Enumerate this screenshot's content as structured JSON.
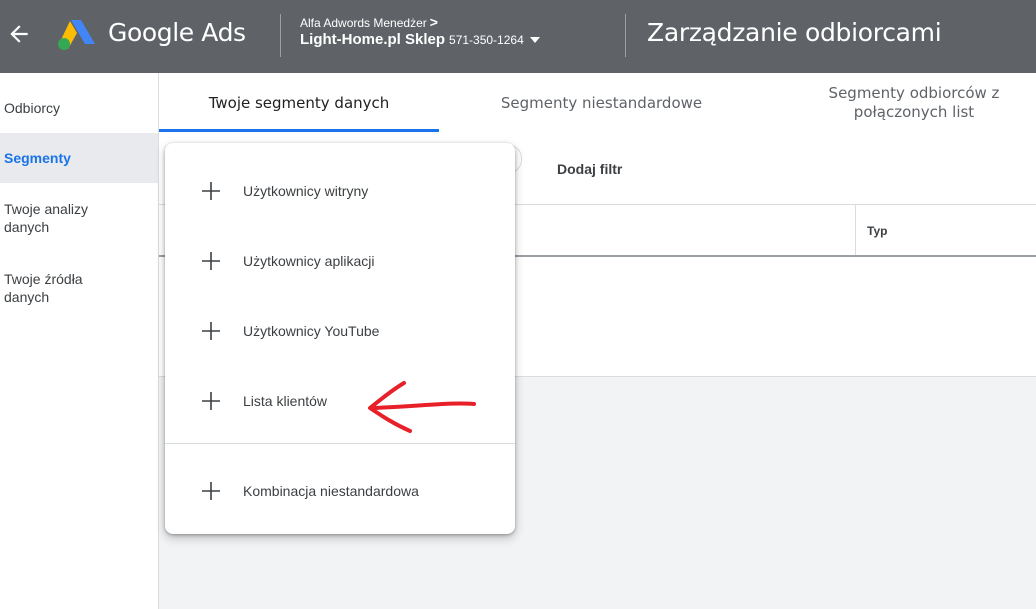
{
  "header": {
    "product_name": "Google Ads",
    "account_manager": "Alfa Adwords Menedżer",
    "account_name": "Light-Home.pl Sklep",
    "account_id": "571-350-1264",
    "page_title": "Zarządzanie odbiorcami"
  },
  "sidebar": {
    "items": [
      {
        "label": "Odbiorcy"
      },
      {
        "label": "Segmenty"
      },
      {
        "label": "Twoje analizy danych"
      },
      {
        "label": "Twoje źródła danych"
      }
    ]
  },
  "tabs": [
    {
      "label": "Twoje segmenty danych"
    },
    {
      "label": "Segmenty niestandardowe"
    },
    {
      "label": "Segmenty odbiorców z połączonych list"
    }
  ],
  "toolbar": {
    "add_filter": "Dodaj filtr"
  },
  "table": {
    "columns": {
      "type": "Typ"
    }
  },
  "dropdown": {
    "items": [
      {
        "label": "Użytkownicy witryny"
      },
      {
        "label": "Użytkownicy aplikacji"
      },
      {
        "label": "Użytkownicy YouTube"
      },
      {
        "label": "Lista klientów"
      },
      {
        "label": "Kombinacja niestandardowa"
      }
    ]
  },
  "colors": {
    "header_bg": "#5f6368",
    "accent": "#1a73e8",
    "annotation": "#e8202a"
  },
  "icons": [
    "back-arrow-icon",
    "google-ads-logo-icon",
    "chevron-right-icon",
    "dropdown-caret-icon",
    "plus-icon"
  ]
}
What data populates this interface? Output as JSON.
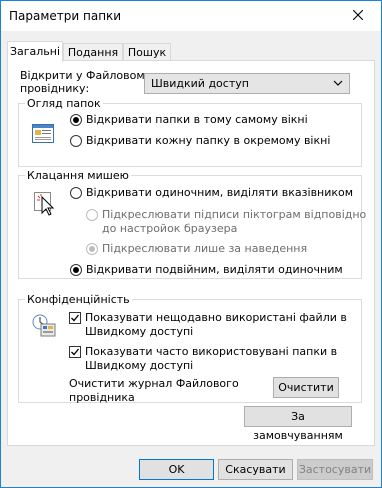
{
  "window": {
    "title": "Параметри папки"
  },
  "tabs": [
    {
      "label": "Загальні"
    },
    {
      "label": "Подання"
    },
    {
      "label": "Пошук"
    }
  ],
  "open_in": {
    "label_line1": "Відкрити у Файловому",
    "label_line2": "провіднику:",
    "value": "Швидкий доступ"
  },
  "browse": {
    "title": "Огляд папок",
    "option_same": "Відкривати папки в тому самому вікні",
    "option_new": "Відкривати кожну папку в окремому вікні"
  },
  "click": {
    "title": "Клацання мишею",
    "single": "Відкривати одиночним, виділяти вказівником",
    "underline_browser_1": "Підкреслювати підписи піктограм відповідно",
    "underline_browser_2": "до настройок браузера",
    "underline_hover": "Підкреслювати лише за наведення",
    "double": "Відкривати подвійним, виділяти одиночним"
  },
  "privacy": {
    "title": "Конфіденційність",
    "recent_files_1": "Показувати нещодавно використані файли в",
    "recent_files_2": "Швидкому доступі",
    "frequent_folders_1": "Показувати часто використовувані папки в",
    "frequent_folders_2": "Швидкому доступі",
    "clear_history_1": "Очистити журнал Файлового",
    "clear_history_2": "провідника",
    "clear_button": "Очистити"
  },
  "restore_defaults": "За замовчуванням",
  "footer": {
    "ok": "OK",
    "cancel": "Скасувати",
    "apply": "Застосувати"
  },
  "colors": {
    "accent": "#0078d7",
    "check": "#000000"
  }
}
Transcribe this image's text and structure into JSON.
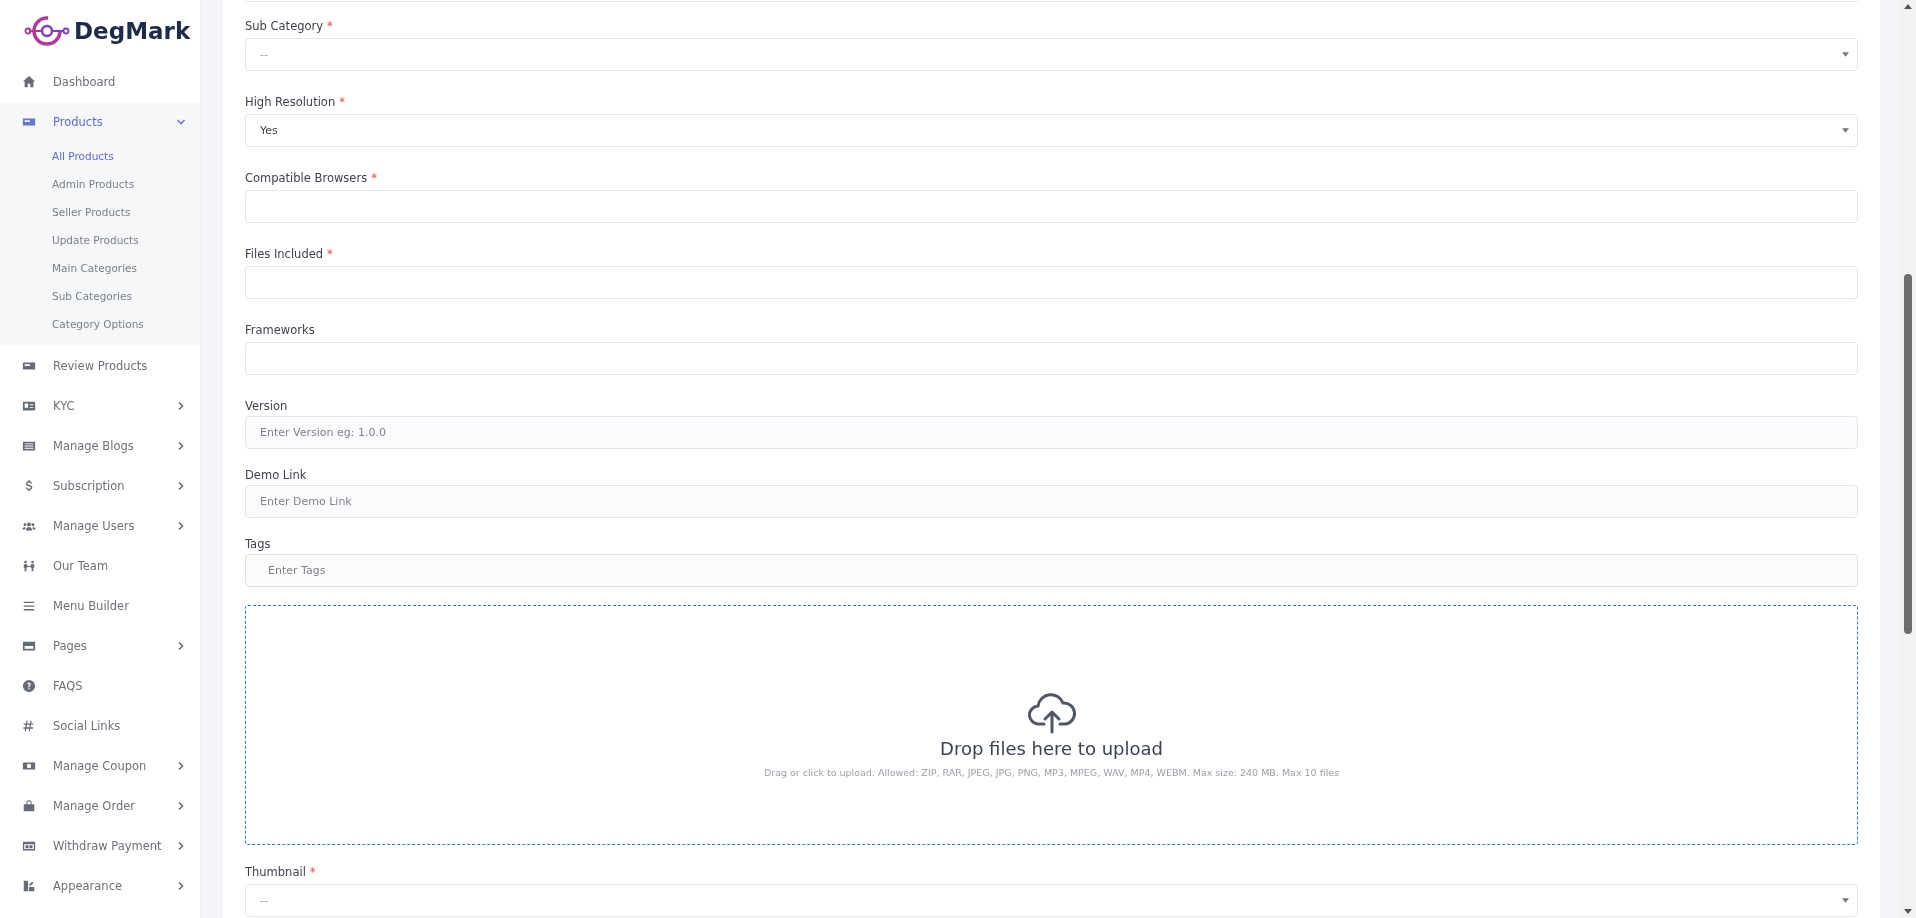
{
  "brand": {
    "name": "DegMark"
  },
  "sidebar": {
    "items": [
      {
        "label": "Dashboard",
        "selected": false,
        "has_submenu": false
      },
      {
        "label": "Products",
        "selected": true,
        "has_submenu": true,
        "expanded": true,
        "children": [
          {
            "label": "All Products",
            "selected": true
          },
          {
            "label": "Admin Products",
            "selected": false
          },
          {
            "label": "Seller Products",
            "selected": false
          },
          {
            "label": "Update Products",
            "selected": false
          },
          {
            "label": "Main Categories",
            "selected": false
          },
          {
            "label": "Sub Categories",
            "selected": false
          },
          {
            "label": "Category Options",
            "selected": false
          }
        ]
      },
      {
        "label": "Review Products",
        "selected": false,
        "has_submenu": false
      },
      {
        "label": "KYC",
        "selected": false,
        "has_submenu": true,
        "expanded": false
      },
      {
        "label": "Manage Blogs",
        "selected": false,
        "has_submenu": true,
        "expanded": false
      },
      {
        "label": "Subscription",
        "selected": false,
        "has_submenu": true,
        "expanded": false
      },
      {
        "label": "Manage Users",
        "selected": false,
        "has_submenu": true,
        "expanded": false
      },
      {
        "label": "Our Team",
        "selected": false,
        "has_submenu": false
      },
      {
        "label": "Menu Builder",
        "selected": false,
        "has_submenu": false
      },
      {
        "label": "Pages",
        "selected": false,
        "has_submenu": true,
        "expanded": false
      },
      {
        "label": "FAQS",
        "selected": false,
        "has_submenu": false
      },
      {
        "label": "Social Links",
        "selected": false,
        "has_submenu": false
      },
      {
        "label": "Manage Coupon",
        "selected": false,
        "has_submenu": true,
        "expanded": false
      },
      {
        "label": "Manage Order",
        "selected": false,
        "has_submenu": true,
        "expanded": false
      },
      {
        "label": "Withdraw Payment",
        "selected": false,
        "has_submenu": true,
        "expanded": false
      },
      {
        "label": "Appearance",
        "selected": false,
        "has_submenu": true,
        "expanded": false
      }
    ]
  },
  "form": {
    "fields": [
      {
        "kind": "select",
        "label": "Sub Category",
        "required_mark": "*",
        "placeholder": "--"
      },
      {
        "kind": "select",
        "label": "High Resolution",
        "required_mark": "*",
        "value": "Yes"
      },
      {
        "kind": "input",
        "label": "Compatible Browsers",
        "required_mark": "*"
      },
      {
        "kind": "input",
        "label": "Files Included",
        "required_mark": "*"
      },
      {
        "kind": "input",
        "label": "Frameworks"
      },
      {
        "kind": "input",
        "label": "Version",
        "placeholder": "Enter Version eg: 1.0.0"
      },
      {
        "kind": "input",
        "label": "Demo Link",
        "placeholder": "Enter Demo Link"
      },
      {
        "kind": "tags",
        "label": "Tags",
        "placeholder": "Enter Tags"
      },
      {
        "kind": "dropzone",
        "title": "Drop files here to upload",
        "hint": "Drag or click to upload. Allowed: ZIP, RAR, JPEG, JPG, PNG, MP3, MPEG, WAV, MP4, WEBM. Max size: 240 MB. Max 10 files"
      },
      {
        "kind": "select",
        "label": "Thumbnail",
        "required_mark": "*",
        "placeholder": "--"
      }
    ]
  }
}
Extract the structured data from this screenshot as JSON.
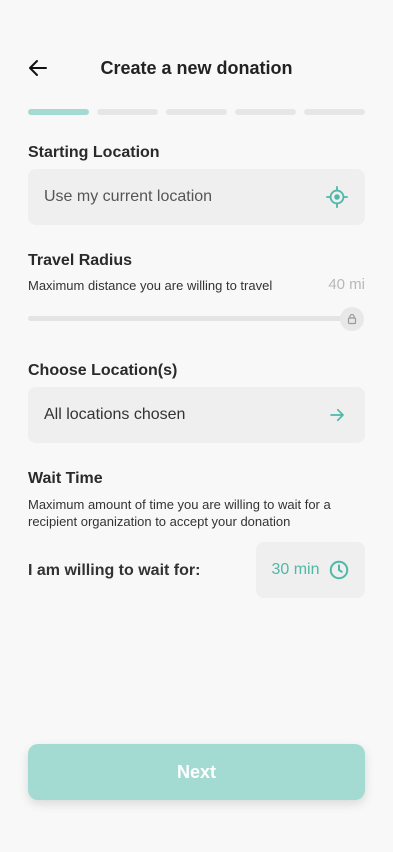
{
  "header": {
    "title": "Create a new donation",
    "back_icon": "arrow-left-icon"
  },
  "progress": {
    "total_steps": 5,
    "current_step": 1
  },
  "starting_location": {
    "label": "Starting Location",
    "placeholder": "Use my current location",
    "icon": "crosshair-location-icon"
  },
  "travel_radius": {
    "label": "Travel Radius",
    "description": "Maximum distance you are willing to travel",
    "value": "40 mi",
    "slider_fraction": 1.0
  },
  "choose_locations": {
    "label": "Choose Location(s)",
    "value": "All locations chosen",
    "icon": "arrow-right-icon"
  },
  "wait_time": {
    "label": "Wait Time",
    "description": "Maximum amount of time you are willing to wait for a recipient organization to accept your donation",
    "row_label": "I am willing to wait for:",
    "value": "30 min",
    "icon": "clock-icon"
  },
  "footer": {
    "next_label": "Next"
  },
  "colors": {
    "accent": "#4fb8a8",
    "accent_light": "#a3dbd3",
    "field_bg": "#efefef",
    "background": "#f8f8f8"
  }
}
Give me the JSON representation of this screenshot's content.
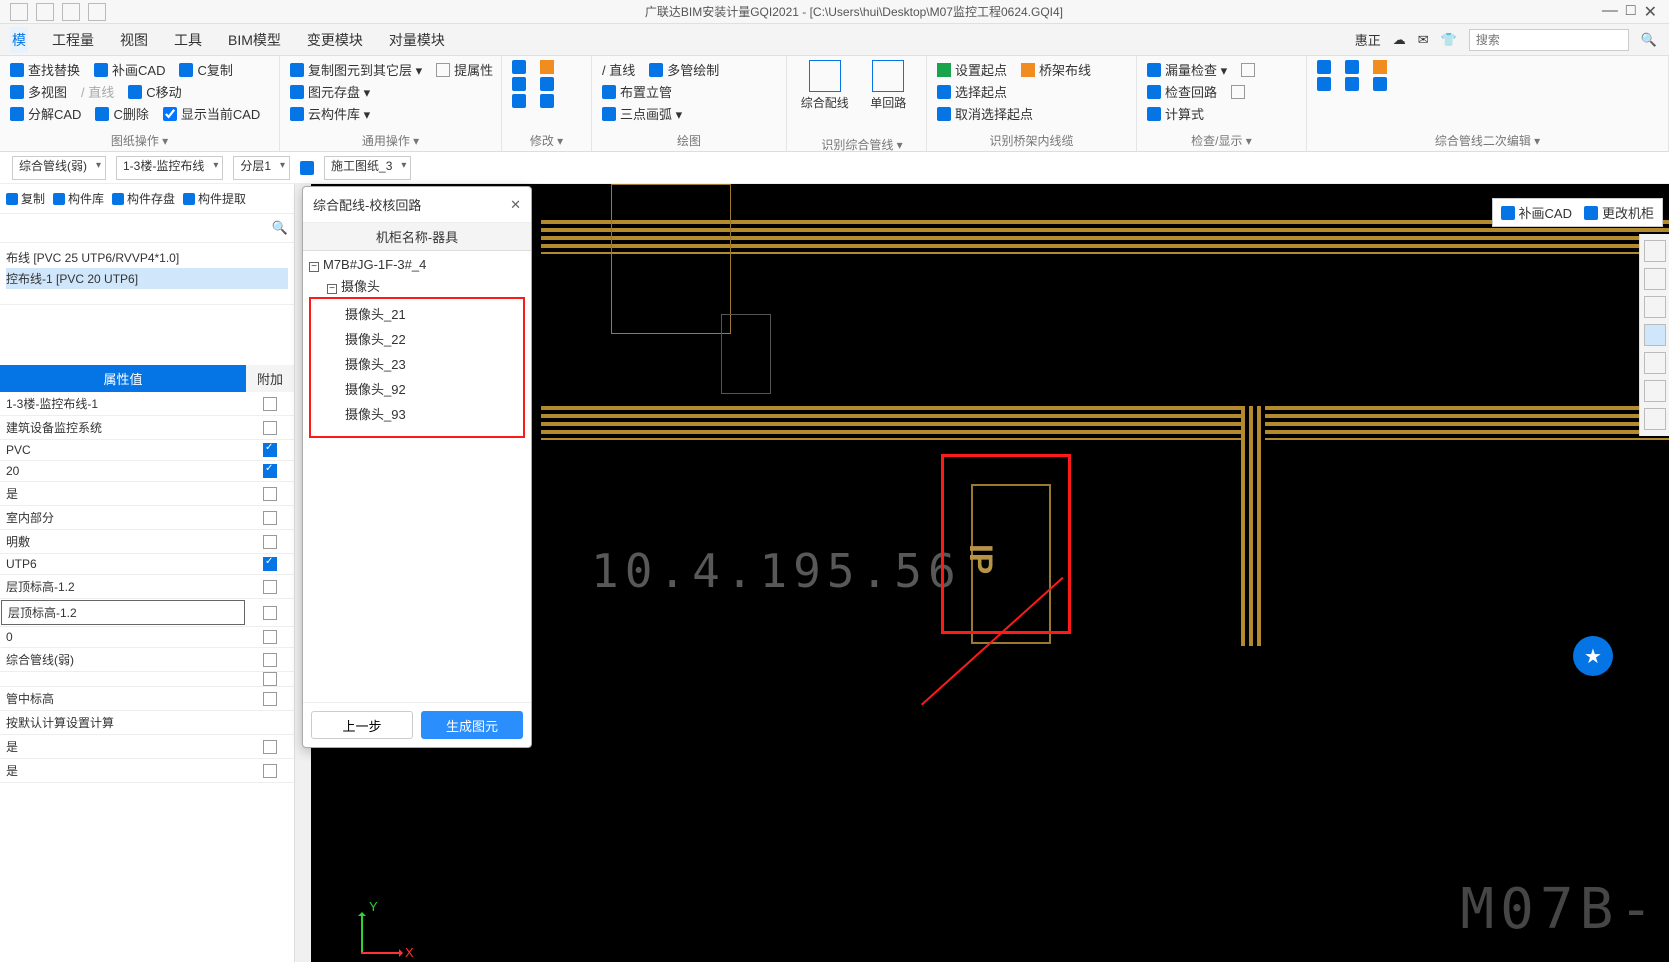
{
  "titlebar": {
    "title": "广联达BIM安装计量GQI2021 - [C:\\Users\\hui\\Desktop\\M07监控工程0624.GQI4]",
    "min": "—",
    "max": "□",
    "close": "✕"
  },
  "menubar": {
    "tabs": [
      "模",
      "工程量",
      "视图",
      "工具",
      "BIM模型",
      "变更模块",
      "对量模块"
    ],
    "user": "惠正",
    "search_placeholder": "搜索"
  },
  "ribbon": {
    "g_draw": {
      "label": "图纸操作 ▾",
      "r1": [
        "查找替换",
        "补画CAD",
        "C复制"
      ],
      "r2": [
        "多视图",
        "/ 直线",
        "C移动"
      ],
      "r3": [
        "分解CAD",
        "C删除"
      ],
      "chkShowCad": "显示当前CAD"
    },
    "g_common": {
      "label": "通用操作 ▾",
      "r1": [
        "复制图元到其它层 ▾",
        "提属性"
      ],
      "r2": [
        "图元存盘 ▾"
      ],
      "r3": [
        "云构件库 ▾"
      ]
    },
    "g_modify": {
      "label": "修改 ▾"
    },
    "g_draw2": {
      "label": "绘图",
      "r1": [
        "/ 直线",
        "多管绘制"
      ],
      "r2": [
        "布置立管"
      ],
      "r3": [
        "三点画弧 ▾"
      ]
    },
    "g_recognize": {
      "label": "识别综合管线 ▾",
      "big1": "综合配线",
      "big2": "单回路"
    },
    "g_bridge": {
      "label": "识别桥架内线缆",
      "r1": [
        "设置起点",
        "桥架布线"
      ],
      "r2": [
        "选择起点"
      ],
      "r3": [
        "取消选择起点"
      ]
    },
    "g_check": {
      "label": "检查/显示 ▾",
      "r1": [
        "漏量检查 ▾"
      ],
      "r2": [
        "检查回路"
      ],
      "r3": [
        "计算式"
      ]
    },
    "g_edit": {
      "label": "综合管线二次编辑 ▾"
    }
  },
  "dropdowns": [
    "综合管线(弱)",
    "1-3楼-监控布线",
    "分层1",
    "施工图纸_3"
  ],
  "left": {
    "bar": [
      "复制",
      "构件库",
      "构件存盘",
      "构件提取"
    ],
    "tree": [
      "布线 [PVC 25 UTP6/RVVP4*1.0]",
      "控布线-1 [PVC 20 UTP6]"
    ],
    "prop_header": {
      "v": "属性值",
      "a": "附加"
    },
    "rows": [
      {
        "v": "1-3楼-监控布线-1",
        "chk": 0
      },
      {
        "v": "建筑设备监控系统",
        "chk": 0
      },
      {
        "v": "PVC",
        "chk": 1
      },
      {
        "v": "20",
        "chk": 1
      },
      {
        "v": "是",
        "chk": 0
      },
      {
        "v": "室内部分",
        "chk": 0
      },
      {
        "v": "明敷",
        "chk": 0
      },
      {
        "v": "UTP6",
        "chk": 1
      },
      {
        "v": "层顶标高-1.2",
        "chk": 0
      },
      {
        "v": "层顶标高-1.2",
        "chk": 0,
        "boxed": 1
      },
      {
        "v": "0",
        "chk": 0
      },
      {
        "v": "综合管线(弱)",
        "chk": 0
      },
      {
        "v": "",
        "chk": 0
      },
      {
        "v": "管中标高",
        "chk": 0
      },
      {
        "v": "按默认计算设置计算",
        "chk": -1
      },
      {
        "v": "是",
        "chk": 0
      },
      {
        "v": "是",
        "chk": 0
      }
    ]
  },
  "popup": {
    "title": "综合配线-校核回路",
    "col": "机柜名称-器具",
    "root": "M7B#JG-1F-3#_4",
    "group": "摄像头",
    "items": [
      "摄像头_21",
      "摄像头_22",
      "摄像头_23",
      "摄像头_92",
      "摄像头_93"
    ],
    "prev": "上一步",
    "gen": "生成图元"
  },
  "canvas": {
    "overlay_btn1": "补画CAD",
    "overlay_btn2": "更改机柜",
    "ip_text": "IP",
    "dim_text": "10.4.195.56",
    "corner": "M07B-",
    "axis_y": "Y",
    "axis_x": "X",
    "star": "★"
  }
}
|---|
Copy every line above that holds the word "right".

◆ **TASK SOLUTION**:
    "chevron-right-icon",
    "icon": "arrow-right-icon"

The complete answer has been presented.